§ OBJECTIVE
Please write out the material below word for word, starting at its first line and ending at the line that contains "peak-label-3-1: (002) xyxy=(90,423,107,458)", with both of those lines included.

§ DATA PROVIDED
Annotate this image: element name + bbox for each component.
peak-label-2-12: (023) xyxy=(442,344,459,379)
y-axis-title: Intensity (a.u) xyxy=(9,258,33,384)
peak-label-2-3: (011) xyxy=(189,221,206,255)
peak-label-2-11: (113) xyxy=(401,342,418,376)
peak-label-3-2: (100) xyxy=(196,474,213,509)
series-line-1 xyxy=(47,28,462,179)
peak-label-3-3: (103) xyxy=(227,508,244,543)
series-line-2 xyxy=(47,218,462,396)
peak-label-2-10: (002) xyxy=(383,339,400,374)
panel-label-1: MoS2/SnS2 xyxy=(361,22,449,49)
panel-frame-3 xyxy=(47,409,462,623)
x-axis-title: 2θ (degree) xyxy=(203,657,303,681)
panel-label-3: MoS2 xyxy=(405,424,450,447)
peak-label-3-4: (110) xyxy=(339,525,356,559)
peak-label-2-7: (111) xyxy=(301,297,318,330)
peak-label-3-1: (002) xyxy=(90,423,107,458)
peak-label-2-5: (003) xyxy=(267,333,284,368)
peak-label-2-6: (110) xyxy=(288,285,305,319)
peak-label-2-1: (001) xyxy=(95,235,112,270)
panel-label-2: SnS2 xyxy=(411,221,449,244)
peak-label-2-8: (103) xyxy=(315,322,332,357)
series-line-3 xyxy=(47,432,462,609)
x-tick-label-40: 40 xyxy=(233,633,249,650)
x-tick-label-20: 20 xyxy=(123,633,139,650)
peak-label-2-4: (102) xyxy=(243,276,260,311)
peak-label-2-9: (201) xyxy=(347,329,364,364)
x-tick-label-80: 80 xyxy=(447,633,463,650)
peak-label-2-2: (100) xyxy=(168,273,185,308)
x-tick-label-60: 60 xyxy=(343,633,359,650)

§ REPLY
Annotate this image: element name + bbox for each component.
peak-label-2-12: (023) xyxy=(442,344,459,379)
y-axis-title: Intensity (a.u) xyxy=(9,258,33,384)
peak-label-2-3: (011) xyxy=(189,221,206,255)
peak-label-2-11: (113) xyxy=(401,342,418,376)
peak-label-3-2: (100) xyxy=(196,474,213,509)
series-line-1 xyxy=(47,28,462,179)
peak-label-3-3: (103) xyxy=(227,508,244,543)
series-line-2 xyxy=(47,218,462,396)
peak-label-2-10: (002) xyxy=(383,339,400,374)
panel-label-1: MoS2/SnS2 xyxy=(361,22,449,49)
panel-frame-3 xyxy=(47,409,462,623)
x-axis-title: 2θ (degree) xyxy=(203,657,303,681)
panel-label-3: MoS2 xyxy=(405,424,450,447)
peak-label-3-4: (110) xyxy=(339,525,356,559)
peak-label-2-7: (111) xyxy=(301,297,318,330)
peak-label-3-1: (002) xyxy=(90,423,107,458)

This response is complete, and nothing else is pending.